Leave out the pictures and return every entry exactly as it appears.

* _Excerpt from a dataset_:
** BEGIN **
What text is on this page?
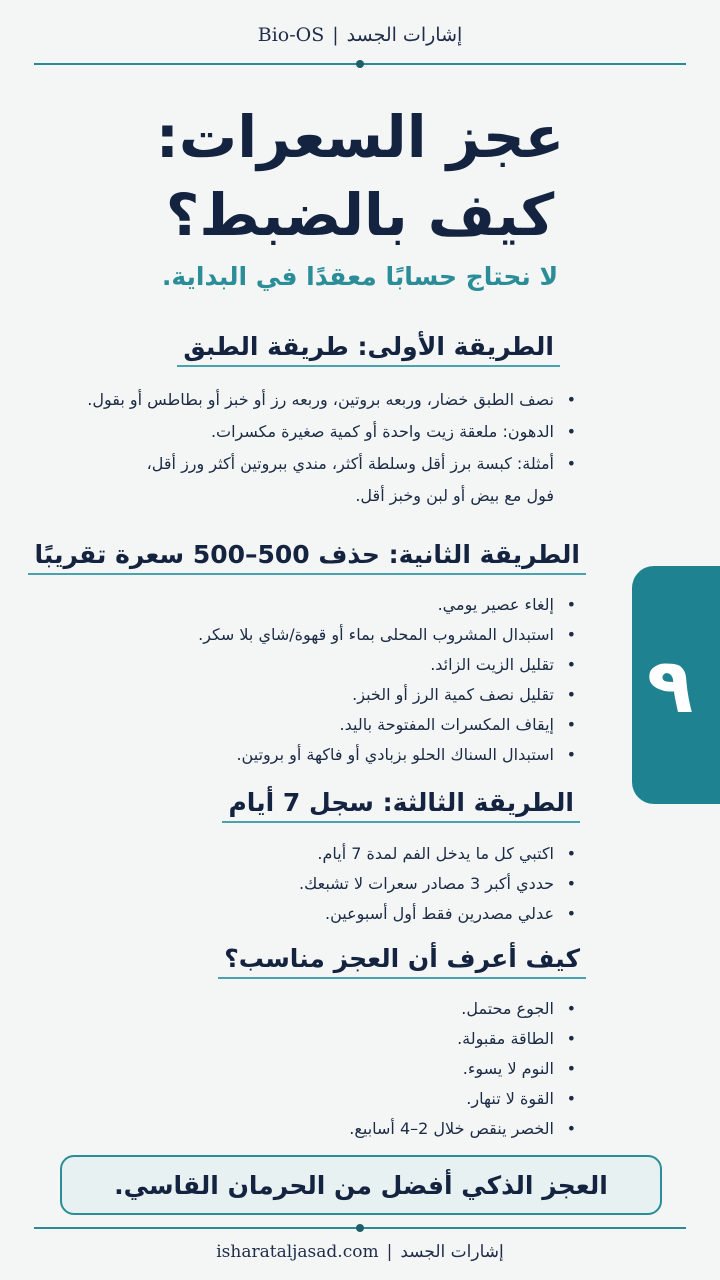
إشارات الجسد|Bio-OS
عجز السعرات:
كيف بالضبط؟
لا نحتاج حسابًا معقدًا في البداية.
الطريقة الأولى: طريقة الطبق
• نصف الطبق خضار، وربعه بروتين، وربعه رز أو خبز أو بطاطس أو بقول.
• الدهون: ملعقة زيت واحدة أو كمية صغيرة مكسرات.
• أمثلة: كبسة برز أقل وسلطة أكثر، مندي ببروتين أكثر ورز أقل،
فول مع بيض أو لبن وخبز أقل.
الطريقة الثانية: حذف 500–500 سعرة تقريبًا
• إلغاء عصير يومي.
• استبدال المشروب المحلى بماء أو قهوة/شاي بلا سكر.
• تقليل الزيت الزائد.
• تقليل نصف كمية الرز أو الخبز.
• إيقاف المكسرات المفتوحة باليد.
• استبدال السناك الحلو بزبادي أو فاكهة أو بروتين.
الطريقة الثالثة: سجل 7 أيام
• اكتبي كل ما يدخل الفم لمدة 7 أيام.
• حددي أكبر 3 مصادر سعرات لا تشبعك.
• عدلي مصدرين فقط أول أسبوعين.
كيف أعرف أن العجز مناسب؟
• الجوع محتمل.
• الطاقة مقبولة.
• النوم لا يسوء.
• القوة لا تنهار.
• الخصر ينقص خلال 2–4 أسابيع.
٩
العجز الذكي أفضل من الحرمان القاسي.
إشارات الجسد|isharataljasad.com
** END **
* _RESULT FOR THIS EXERCISE_:
What text is on this page?
إشارات الجسد|Bio-OS
عجز السعرات:
كيف بالضبط؟
لا نحتاج حسابًا معقدًا في البداية.
الطريقة الأولى: طريقة الطبق
• نصف الطبق خضار، وربعه بروتين، وربعه رز أو خبز أو بطاطس أو بقول.
• الدهون: ملعقة زيت واحدة أو كمية صغيرة مكسرات.
• أمثلة: كبسة برز أقل وسلطة أكثر، مندي ببروتين أكثر ورز أقل،
فول مع بيض أو لبن وخبز أقل.
الطريقة الثانية: حذف 500–500 سعرة تقريبًا
• إلغاء عصير يومي.
• استبدال المشروب المحلى بماء أو قهوة/شاي بلا سكر.
• تقليل الزيت الزائد.
• تقليل نصف كمية الرز أو الخبز.
• إيقاف المكسرات المفتوحة باليد.
• استبدال السناك الحلو بزبادي أو فاكهة أو بروتين.
الطريقة الثالثة: سجل 7 أيام
• اكتبي كل ما يدخل الفم لمدة 7 أيام.
• حددي أكبر 3 مصادر سعرات لا تشبعك.
• عدلي مصدرين فقط أول أسبوعين.
كيف أعرف أن العجز مناسب؟
• الجوع محتمل.
• الطاقة مقبولة.
• النوم لا يسوء.
• القوة لا تنهار.
• الخصر ينقص خلال 2–4 أسابيع.
٩
العجز الذكي أفضل من الحرمان القاسي.
إشارات الجسد|isharataljasad.com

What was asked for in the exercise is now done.